**DIRECTIVE 1**: Do these statements agree with the glue bottle thread? (a) awsum55 says the glue comes out at any angle. (b) awsum55 says eBay vendors sell only the new version. (c) craftsman on the lake says the bottle wore out after about five years. For each, answer yes or no and quote the deciding words from the thread verbatim.
**DIRECTIVE 2**: Copy the stretch of the glue bottle thread from "pottz, I bet" through "with your fingernail." word for word.

**SOURCE EXCERPT**:

# Cheaper for a reason...



## jayseedub (Jan 7, 2013)

Good to know. So if you buy it directly from FastCap you'll get the "good," redesigned version with silicone, tethered cap? Is that how I'm reading what you wrote? Thanks for the heads-up!


----------



## pottz (Sep 15, 2015)

maybe thats what i got because i did not like it and threw it out.


----------



## awsum55 (Jan 3, 2017)

> Good to know. So if you buy it directly from FastCap you ll get the "good," redesigned version with silicone, tethered cap? Is that how I m reading what you wrote? Thanks for the heads-up!
> 
> - jayseedub


That's right. I'm sure you can get the new version elsewhere, but unless you see the actual product you can't be sure. I know several vendors on ebay sell the older version.


----------



## awsum55 (Jan 3, 2017)

> maybe thats what i got because i did not like it and threw it out.
> 
> - pottz


pottz, I bet you did get an earlier version. I really like them because the glue will come out for you at any angle. You don't have to turn the bottle upside down like regular glue bottles. The other nice part is if the glue collects in and around the nozzle, you can pry it off with your fingernail.


----------



## SpartyOn (Jul 10, 2012)

I love mine for the same reasons John D cites. I bought mine at Rockler, I think about a year ago.


----------



## pottz (Sep 15, 2015)

> maybe thats what i got because i did not like it and threw it out.
> 
> - pottz
> 
> ...


maybe i need to try one again.


----------



## craftsman on the lake (Dec 27, 2008)

> maybe thats what i got because i did not like it and threw it out.
> 
> - pottz
> 
> ...


Potz, if it's like the one I've had for a few years now, it's a great bottle. I've tried lots of them, Rocklers, etc. I've even tried using mustard bottles and all array of possibilities. When I got this one as a gift I just stopped looking. I've got the same one and I've had it maybe 5 years. It's still going strong. The only thing I've done is replaced the tip and gasket a couple of times. For me it's the end point in glue bottle searches.

**RECORDS SHOWN**:
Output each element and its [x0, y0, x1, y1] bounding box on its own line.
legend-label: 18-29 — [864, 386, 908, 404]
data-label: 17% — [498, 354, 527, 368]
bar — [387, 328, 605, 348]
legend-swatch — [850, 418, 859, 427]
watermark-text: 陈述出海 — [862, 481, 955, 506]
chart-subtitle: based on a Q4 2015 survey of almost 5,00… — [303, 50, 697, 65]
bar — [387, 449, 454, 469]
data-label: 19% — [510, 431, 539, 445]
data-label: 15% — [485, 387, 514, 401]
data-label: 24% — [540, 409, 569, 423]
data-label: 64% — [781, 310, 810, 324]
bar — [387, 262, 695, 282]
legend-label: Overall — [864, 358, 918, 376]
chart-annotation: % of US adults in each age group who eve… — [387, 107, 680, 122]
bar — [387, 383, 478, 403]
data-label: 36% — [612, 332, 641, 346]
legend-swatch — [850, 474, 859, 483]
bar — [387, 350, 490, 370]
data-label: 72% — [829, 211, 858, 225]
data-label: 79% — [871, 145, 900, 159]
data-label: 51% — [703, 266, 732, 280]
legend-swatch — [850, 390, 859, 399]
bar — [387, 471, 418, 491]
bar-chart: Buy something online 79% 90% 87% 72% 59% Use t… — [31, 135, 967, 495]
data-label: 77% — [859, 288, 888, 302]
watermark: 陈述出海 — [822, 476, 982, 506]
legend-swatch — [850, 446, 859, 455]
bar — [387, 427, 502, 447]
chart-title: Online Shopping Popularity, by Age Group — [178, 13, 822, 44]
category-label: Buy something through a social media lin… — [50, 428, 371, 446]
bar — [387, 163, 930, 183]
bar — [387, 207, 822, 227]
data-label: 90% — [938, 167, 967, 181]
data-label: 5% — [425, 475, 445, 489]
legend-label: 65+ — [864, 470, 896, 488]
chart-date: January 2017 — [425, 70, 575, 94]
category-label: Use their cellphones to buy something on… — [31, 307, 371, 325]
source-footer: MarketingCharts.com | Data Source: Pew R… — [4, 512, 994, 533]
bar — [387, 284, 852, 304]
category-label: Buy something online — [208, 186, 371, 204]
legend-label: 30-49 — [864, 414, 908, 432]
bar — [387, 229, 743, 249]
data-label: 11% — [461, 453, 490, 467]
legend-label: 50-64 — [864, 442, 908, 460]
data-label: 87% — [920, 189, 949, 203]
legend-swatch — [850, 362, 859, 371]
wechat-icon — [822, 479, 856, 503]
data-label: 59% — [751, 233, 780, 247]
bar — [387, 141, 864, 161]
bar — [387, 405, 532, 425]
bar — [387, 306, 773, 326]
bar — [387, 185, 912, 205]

**WORKED SOLUTION 1**:
(a) Yes: "the glue will come out for you at any angle."
(b) No: "I know several vendors on ebay sell the older version."
(c) No: "I've had it maybe 5 years. It's still going strong."

**WORKED SOLUTION 2**:
pottz, I bet you did get an earlier version. I really like them because the glue will come out for you at any angle. You don't have to turn the bottle upside down like regular glue bottles. The other nice part is if the glue collects in and around the nozzle, you can pry it off with your fingernail.